Reproduce the records below exactly as they appear.

(Rows from a dataset)
****
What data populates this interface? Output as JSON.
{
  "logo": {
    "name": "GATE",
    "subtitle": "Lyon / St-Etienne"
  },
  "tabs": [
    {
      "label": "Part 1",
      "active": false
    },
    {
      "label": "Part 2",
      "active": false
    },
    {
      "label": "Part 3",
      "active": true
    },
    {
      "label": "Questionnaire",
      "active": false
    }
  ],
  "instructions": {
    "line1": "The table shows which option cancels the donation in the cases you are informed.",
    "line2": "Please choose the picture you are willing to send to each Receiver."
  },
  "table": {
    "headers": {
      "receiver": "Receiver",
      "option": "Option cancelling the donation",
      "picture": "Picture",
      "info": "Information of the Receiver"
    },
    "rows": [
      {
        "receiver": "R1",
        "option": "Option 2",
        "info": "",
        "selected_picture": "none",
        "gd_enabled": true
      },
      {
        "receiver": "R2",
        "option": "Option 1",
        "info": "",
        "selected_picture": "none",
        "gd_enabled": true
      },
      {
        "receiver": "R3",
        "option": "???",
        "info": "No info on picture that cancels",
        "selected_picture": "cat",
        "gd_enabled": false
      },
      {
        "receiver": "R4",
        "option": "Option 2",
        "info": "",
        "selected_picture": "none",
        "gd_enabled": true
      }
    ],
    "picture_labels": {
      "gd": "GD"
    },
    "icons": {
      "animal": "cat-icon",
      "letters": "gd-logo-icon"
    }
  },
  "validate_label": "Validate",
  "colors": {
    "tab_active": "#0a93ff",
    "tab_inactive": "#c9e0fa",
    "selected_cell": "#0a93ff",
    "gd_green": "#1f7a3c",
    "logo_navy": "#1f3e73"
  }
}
****
Written response ->
What data populates this interface? Output as JSON.
{
  "logo": {
    "name": "GATE",
    "subtitle": "Lyon / St-Etienne"
  },
  "tabs": [
    {
      "label": "Part 1",
      "active": false
    },
    {
      "label": "Part 2",
      "active": false
    },
    {
      "label": "Part 3",
      "active": true
    },
    {
      "label": "Questionnaire",
      "active": false
    }
  ],
  "instructions": {
    "line1": "The table shows which option cancels the donation in the cases you are informed.",
    "line2": "Please choose the picture you are willing to send to each Receiver."
  },
  "table": {
    "headers": {
      "receiver": "Receiver",
      "option": "Option cancelling the donation",
      "picture": "Picture",
      "info": "Information of the Receiver"
    },
    "rows": [
      {
        "receiver": "R1",
        "option": "Option 2",
        "info": "",
        "selected_picture": "none",
        "gd_enabled": true
      },
      {
        "receiver": "R2",
        "option": "Option 1",
        "info": "",
        "selected_picture": "none",
        "gd_enabled": true
      },
      {
        "receiver": "R3",
        "option": "???",
        "info": "No info on picture that cancels",
        "selected_picture": "cat",
        "gd_enabled": false
      },
      {
        "receiver": "R4",
        "option": "Option 2",
        "info": "",
        "selected_picture": "none",
        "gd_enabled": true
      }
    ],
    "picture_labels": {
      "gd": "GD"
    },
    "icons": {
      "animal": "cat-icon",
      "letters": "gd-logo-icon"
    }
  },
  "validate_label": "Validate",
  "colors": {
    "tab_active": "#0a93ff",
    "tab_inactive": "#c9e0fa",
    "selected_cell": "#0a93ff",
    "gd_green": "#1f7a3c",
    "logo_navy": "#1f3e73"
  }
}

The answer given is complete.